> _Short problem_: Pull out every line below containing the word "content".

[Stored records]
+ + +

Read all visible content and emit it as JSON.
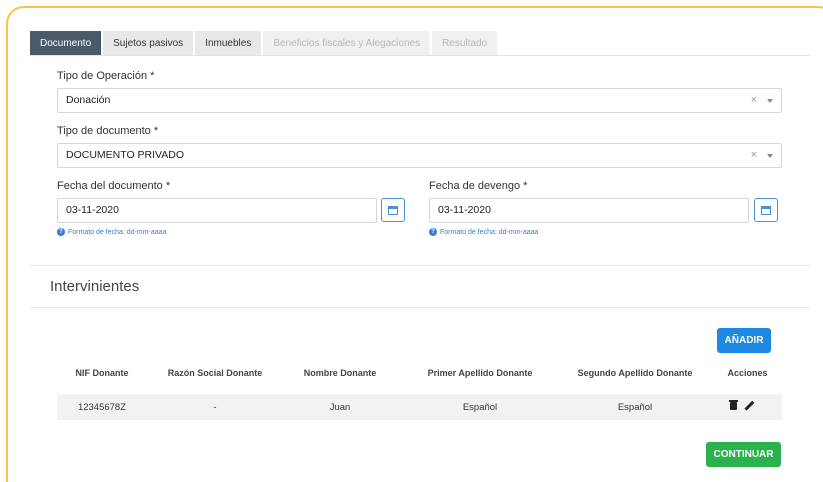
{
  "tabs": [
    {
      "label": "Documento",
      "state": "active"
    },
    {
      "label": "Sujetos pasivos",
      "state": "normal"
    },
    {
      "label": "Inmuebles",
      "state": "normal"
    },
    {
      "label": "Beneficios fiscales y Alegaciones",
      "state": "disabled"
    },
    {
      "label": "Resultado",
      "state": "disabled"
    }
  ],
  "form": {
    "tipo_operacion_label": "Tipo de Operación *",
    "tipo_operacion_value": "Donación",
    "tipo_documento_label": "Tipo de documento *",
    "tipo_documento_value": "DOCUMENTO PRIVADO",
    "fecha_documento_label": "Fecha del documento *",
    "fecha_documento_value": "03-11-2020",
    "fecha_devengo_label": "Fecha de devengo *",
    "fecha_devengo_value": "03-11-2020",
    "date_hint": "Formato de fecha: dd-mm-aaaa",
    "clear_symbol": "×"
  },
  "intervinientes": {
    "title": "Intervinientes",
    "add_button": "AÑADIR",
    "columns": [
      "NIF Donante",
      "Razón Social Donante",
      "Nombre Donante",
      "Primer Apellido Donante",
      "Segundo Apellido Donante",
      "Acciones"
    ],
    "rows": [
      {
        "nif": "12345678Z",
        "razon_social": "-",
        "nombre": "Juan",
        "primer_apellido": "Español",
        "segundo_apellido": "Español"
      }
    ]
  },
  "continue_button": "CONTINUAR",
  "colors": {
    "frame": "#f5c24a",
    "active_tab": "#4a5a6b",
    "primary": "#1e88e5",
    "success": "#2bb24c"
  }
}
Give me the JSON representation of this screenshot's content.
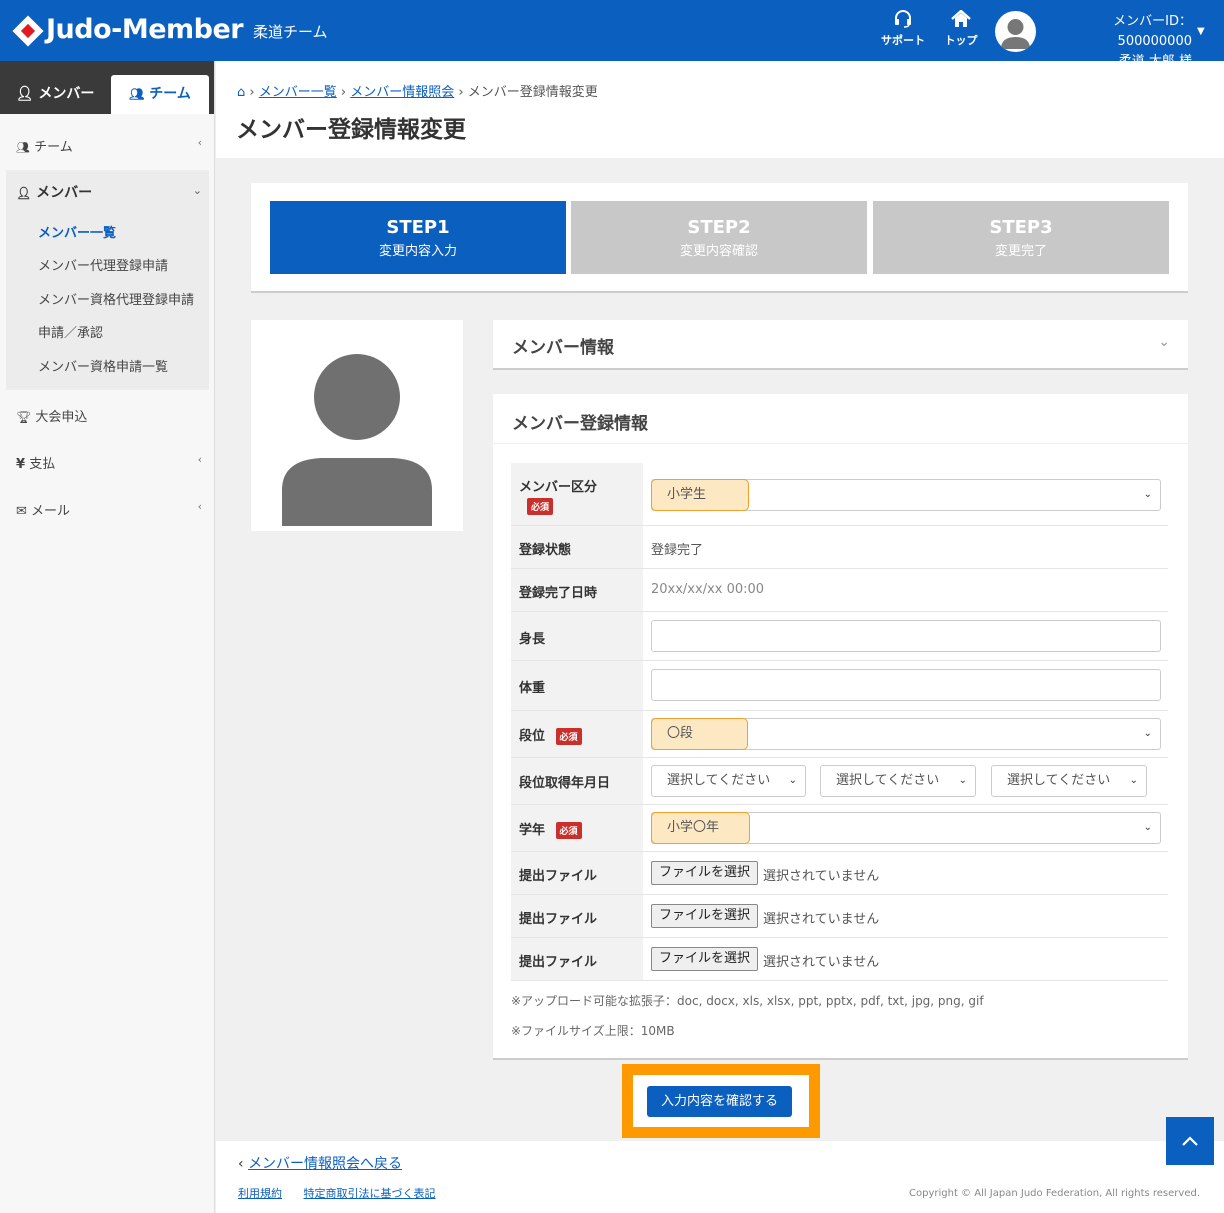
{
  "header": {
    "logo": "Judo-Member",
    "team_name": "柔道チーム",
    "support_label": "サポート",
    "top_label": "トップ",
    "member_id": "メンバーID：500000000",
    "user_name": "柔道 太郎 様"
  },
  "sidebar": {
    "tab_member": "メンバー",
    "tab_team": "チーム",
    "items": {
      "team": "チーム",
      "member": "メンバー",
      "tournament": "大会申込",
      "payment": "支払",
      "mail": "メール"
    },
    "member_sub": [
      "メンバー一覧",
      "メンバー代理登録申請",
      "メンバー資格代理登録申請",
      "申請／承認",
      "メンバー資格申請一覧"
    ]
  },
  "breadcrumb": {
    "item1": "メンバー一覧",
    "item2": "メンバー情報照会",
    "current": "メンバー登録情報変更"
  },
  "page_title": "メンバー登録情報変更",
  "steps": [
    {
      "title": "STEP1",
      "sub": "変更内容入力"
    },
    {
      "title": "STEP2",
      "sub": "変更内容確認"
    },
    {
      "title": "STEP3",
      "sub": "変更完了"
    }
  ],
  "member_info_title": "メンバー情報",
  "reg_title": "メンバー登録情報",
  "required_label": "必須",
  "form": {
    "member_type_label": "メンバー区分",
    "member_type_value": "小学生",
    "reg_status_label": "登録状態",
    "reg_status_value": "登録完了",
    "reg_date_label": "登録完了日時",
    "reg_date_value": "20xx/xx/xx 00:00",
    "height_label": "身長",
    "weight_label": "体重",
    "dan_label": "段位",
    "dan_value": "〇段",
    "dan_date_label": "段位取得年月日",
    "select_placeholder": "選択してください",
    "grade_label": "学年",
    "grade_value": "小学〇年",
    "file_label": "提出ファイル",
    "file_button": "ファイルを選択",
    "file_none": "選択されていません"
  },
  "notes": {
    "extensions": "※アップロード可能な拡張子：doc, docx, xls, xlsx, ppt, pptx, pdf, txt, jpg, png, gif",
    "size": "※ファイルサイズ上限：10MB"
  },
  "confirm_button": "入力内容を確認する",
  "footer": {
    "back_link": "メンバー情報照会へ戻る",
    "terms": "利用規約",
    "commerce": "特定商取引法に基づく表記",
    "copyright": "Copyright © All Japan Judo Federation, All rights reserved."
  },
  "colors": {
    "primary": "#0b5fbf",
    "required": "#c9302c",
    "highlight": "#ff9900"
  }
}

+ + +

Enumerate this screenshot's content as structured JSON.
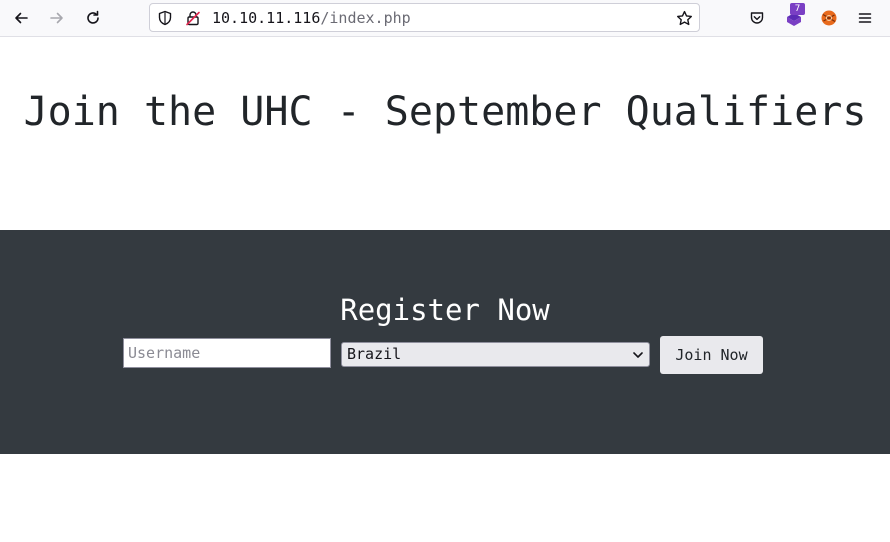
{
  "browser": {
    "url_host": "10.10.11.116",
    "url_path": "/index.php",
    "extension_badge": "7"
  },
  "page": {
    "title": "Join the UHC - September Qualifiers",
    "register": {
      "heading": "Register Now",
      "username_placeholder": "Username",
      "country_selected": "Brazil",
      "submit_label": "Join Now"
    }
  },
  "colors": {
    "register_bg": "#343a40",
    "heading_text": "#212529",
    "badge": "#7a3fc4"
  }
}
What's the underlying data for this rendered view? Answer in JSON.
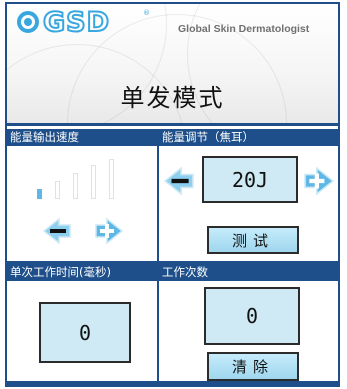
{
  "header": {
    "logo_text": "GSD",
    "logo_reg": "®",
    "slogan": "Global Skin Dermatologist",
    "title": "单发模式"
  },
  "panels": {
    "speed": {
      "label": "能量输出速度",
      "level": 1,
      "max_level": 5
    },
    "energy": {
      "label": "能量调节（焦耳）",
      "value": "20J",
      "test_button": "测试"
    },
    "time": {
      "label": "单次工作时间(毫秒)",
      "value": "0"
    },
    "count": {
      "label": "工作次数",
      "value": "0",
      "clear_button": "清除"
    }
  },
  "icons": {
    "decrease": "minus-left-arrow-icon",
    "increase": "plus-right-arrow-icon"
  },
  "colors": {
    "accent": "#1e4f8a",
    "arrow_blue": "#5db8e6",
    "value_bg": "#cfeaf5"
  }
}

+ + +

> _Final answer_:
Read all visible content and emit it as JSON.
Give me the JSON representation of this screenshot's content.
Enumerate this screenshot's content as structured JSON.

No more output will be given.